### WHAT TO DO
Reply with nothing except the number of lines that contain the word "name".

————————

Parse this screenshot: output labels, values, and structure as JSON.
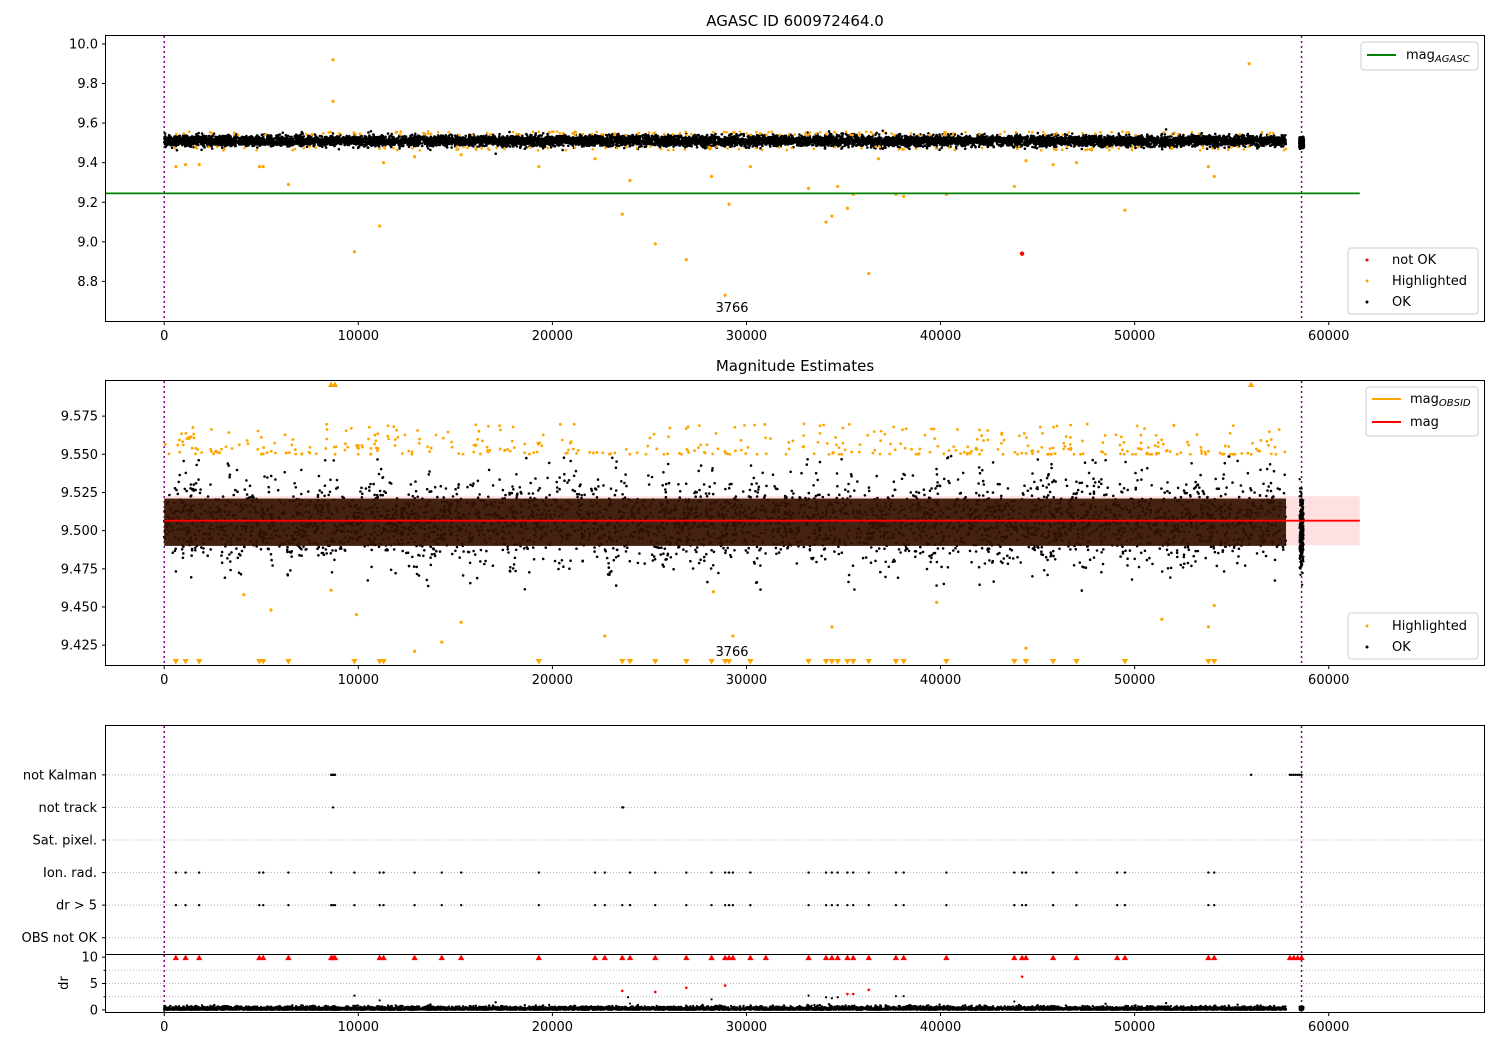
{
  "chart_data": [
    {
      "type": "scatter",
      "title": "AGASC ID 600972464.0",
      "xlabel": "",
      "ylabel": "",
      "xlim": [
        -3000,
        68000
      ],
      "ylim": [
        8.6,
        10.04
      ],
      "xticks": [
        0,
        10000,
        20000,
        30000,
        40000,
        50000,
        60000
      ],
      "yticks": [
        8.8,
        9.0,
        9.2,
        9.4,
        9.6,
        9.8,
        10.0
      ],
      "annotation": {
        "text": "3766",
        "x": 29300,
        "y": 8.68
      },
      "vlines": [
        0,
        58600
      ],
      "hline": {
        "name": "mag_AGASC",
        "y": 9.245,
        "xmin": -3000,
        "xmax": 61600,
        "color": "#008000"
      },
      "band": {
        "xmin": 0,
        "xmax": 57800,
        "center": 9.51,
        "half_width": 0.03
      },
      "cluster": {
        "x": 58600,
        "center": 9.5,
        "half_width": 0.03
      },
      "series": [
        {
          "name": "not OK",
          "color": "#ff0000",
          "points": [
            [
              44200,
              8.94
            ]
          ]
        },
        {
          "name": "Highlighted",
          "color": "#ffa500",
          "points": [
            [
              8700,
              9.92
            ],
            [
              8700,
              9.71
            ],
            [
              55900,
              9.9
            ],
            [
              9800,
              8.95
            ],
            [
              11100,
              9.08
            ],
            [
              23600,
              9.14
            ],
            [
              25300,
              8.99
            ],
            [
              26900,
              8.91
            ],
            [
              28900,
              8.73
            ],
            [
              29100,
              9.19
            ],
            [
              33200,
              9.27
            ],
            [
              34100,
              9.1
            ],
            [
              34400,
              9.13
            ],
            [
              34700,
              9.28
            ],
            [
              35200,
              9.17
            ],
            [
              35500,
              9.24
            ],
            [
              36300,
              8.84
            ],
            [
              37700,
              9.24
            ],
            [
              38100,
              9.23
            ],
            [
              40300,
              9.24
            ],
            [
              43800,
              9.28
            ],
            [
              49500,
              9.16
            ],
            [
              6400,
              9.29
            ],
            [
              24000,
              9.31
            ],
            [
              28200,
              9.33
            ],
            [
              30200,
              9.38
            ],
            [
              36800,
              9.42
            ],
            [
              45800,
              9.39
            ],
            [
              47000,
              9.4
            ],
            [
              53800,
              9.38
            ],
            [
              54100,
              9.33
            ],
            [
              19300,
              9.38
            ],
            [
              4900,
              9.38
            ],
            [
              5100,
              9.38
            ],
            [
              600,
              9.38
            ],
            [
              1100,
              9.39
            ],
            [
              1800,
              9.39
            ],
            [
              11300,
              9.4
            ],
            [
              12900,
              9.43
            ],
            [
              15300,
              9.44
            ],
            [
              22200,
              9.42
            ],
            [
              44400,
              9.41
            ]
          ]
        }
      ]
    },
    {
      "type": "scatter",
      "title": "Magnitude Estimates",
      "xlabel": "",
      "ylabel": "",
      "xlim": [
        -3000,
        68000
      ],
      "ylim": [
        9.412,
        9.598
      ],
      "xticks": [
        0,
        10000,
        20000,
        30000,
        40000,
        50000,
        60000
      ],
      "yticks": [
        9.425,
        9.45,
        9.475,
        9.5,
        9.525,
        9.55,
        9.575
      ],
      "annotation": {
        "text": "3766",
        "x": 29300,
        "y": 9.4165
      },
      "vlines": [
        0,
        58600
      ],
      "hline": {
        "name": "mag",
        "y": 9.5065,
        "xmin": 0,
        "xmax": 61600,
        "color": "#ff0000"
      },
      "band": {
        "xmin": 0,
        "xmax": 61600,
        "center": 9.5065,
        "half_width": 0.016,
        "color": "#ffcccc"
      },
      "dense_band": {
        "xmin": 0,
        "xmax": 57800,
        "center": 9.506,
        "half_width": 0.018,
        "color": "#331100"
      },
      "legend_line": {
        "name": "mag_OBSID",
        "color": "#ffa500"
      },
      "series": [
        {
          "name": "Highlighted",
          "color": "#ffa500",
          "points": [
            [
              5500,
              9.448
            ],
            [
              9900,
              9.445
            ],
            [
              14300,
              9.427
            ],
            [
              15300,
              9.44
            ],
            [
              12900,
              9.421
            ],
            [
              22700,
              9.431
            ],
            [
              29300,
              9.431
            ],
            [
              34400,
              9.437
            ],
            [
              44400,
              9.423
            ],
            [
              51400,
              9.442
            ],
            [
              53800,
              9.437
            ],
            [
              54100,
              9.451
            ],
            [
              8600,
              9.461
            ],
            [
              28300,
              9.46
            ],
            [
              4100,
              9.458
            ],
            [
              39800,
              9.453
            ]
          ]
        },
        {
          "name": "Highlighted-floor",
          "color": "#ffa500",
          "points": [
            [
              600,
              9.414
            ],
            [
              1100,
              9.414
            ],
            [
              1800,
              9.414
            ],
            [
              4900,
              9.414
            ],
            [
              5100,
              9.414
            ],
            [
              6400,
              9.414
            ],
            [
              9800,
              9.414
            ],
            [
              11100,
              9.414
            ],
            [
              11300,
              9.414
            ],
            [
              19300,
              9.414
            ],
            [
              23600,
              9.414
            ],
            [
              24000,
              9.414
            ],
            [
              25300,
              9.414
            ],
            [
              26900,
              9.414
            ],
            [
              28200,
              9.414
            ],
            [
              28900,
              9.414
            ],
            [
              29100,
              9.414
            ],
            [
              30200,
              9.414
            ],
            [
              33200,
              9.414
            ],
            [
              34100,
              9.414
            ],
            [
              34400,
              9.414
            ],
            [
              34700,
              9.414
            ],
            [
              35200,
              9.414
            ],
            [
              35500,
              9.414
            ],
            [
              36300,
              9.414
            ],
            [
              37700,
              9.414
            ],
            [
              38100,
              9.414
            ],
            [
              40300,
              9.414
            ],
            [
              43800,
              9.414
            ],
            [
              44400,
              9.414
            ],
            [
              45800,
              9.414
            ],
            [
              47000,
              9.414
            ],
            [
              49500,
              9.414
            ],
            [
              53800,
              9.414
            ],
            [
              54100,
              9.414
            ]
          ]
        },
        {
          "name": "Highlighted-ceiling",
          "color": "#ffa500",
          "points": [
            [
              8600,
              9.596
            ],
            [
              8800,
              9.596
            ],
            [
              56000,
              9.596
            ]
          ]
        }
      ]
    },
    {
      "type": "scatter",
      "title": "",
      "xlabel": "",
      "ylabel": "",
      "xlim": [
        -3000,
        68000
      ],
      "ylim": [
        -0.5,
        6.5
      ],
      "xticks": [
        0,
        10000,
        20000,
        30000,
        40000,
        50000,
        60000
      ],
      "categories": [
        "OBS not OK",
        "dr > 5",
        "Ion. rad.",
        "Sat. pixel.",
        "not track",
        "not Kalman"
      ],
      "vlines": [
        0,
        58600
      ],
      "rows": {
        "not Kalman": [
          8600,
          8650,
          8700,
          8750,
          8800,
          56000,
          58000,
          58100,
          58200,
          58300,
          58400,
          58500,
          58600
        ],
        "not track": [
          8700,
          23600,
          23650
        ],
        "Sat. pixel.": [],
        "Ion. rad.": [
          600,
          1100,
          1800,
          4900,
          5100,
          6400,
          8600,
          9800,
          11100,
          11300,
          12900,
          14300,
          15300,
          19300,
          22200,
          22700,
          24000,
          25300,
          26900,
          28200,
          28900,
          29100,
          29300,
          30200,
          33200,
          34100,
          34400,
          34700,
          35200,
          35500,
          36300,
          37700,
          38100,
          40300,
          43800,
          44200,
          44400,
          45800,
          47000,
          49100,
          49500,
          53800,
          54100
        ],
        "dr > 5": [
          600,
          1100,
          1800,
          4900,
          5100,
          6400,
          8600,
          8700,
          8800,
          9800,
          11100,
          11300,
          12900,
          14300,
          15300,
          19300,
          22200,
          22700,
          23600,
          24000,
          25300,
          26900,
          28200,
          28900,
          29100,
          29300,
          30200,
          33200,
          34100,
          34400,
          34700,
          35200,
          35500,
          36300,
          37700,
          38100,
          40300,
          43800,
          44200,
          44400,
          45800,
          47000,
          49100,
          49500,
          53800,
          54100
        ],
        "OBS not OK": []
      }
    },
    {
      "type": "scatter",
      "title": "",
      "xlabel": "",
      "ylabel": "dr",
      "xlim": [
        -3000,
        68000
      ],
      "ylim": [
        -0.4,
        10.4
      ],
      "xticks": [
        0,
        10000,
        20000,
        30000,
        40000,
        50000,
        60000
      ],
      "yticks": [
        0,
        5,
        10
      ],
      "vlines": [
        0,
        58600
      ],
      "series": [
        {
          "name": "dr-capped",
          "color": "#ff0000",
          "points": [
            [
              600,
              10
            ],
            [
              1100,
              10
            ],
            [
              1800,
              10
            ],
            [
              4900,
              10
            ],
            [
              5100,
              10
            ],
            [
              6400,
              10
            ],
            [
              8600,
              10
            ],
            [
              8700,
              10
            ],
            [
              8800,
              10
            ],
            [
              11100,
              10
            ],
            [
              11300,
              10
            ],
            [
              12900,
              10
            ],
            [
              14300,
              10
            ],
            [
              15300,
              10
            ],
            [
              19300,
              10
            ],
            [
              22200,
              10
            ],
            [
              22700,
              10
            ],
            [
              23600,
              10
            ],
            [
              24000,
              10
            ],
            [
              25300,
              10
            ],
            [
              26900,
              10
            ],
            [
              28200,
              10
            ],
            [
              28900,
              10
            ],
            [
              29100,
              10
            ],
            [
              29300,
              10
            ],
            [
              30200,
              10
            ],
            [
              31000,
              10
            ],
            [
              33200,
              10
            ],
            [
              34100,
              10
            ],
            [
              34400,
              10
            ],
            [
              34700,
              10
            ],
            [
              35200,
              10
            ],
            [
              35500,
              10
            ],
            [
              36300,
              10
            ],
            [
              37700,
              10
            ],
            [
              38100,
              10
            ],
            [
              40300,
              10
            ],
            [
              43800,
              10
            ],
            [
              44200,
              10
            ],
            [
              44400,
              10
            ],
            [
              45800,
              10
            ],
            [
              47000,
              10
            ],
            [
              49100,
              10
            ],
            [
              49500,
              10
            ],
            [
              53800,
              10
            ],
            [
              54100,
              10
            ],
            [
              58000,
              10
            ],
            [
              58200,
              10
            ],
            [
              58400,
              10
            ],
            [
              58600,
              10
            ]
          ]
        },
        {
          "name": "dr-red",
          "color": "#ff0000",
          "points": [
            [
              23600,
              3.6
            ],
            [
              25300,
              3.4
            ],
            [
              26900,
              4.2
            ],
            [
              28900,
              4.6
            ],
            [
              35200,
              3.0
            ],
            [
              35500,
              3.0
            ],
            [
              36300,
              3.8
            ],
            [
              44200,
              6.3
            ]
          ]
        },
        {
          "name": "dr-black",
          "color": "#000000",
          "points": [
            [
              9800,
              2.7
            ],
            [
              11100,
              1.8
            ],
            [
              23900,
              2.4
            ],
            [
              28200,
              2.0
            ],
            [
              33200,
              2.7
            ],
            [
              34100,
              2.4
            ],
            [
              34400,
              2.2
            ],
            [
              34700,
              2.4
            ],
            [
              37700,
              2.6
            ],
            [
              38100,
              2.6
            ],
            [
              43800,
              1.6
            ],
            [
              24000,
              1.2
            ]
          ]
        }
      ]
    }
  ],
  "legend1": {
    "line_label_main": "mag",
    "line_label_sub": "AGASC",
    "not_ok": "not OK",
    "highlighted": "Highlighted",
    "ok": "OK"
  },
  "legend2": {
    "line1_main": "mag",
    "line1_sub": "OBSID",
    "line2": "mag",
    "highlighted": "Highlighted",
    "ok": "OK"
  },
  "colors": {
    "ok": "#000000",
    "highlighted": "#ffa500",
    "not_ok": "#ff0000",
    "agasc_line": "#008000",
    "obsid_line": "#ffa500",
    "mag_line": "#ff0000",
    "vline": "#800080"
  }
}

————————

### ANSWER TO THE TASK
11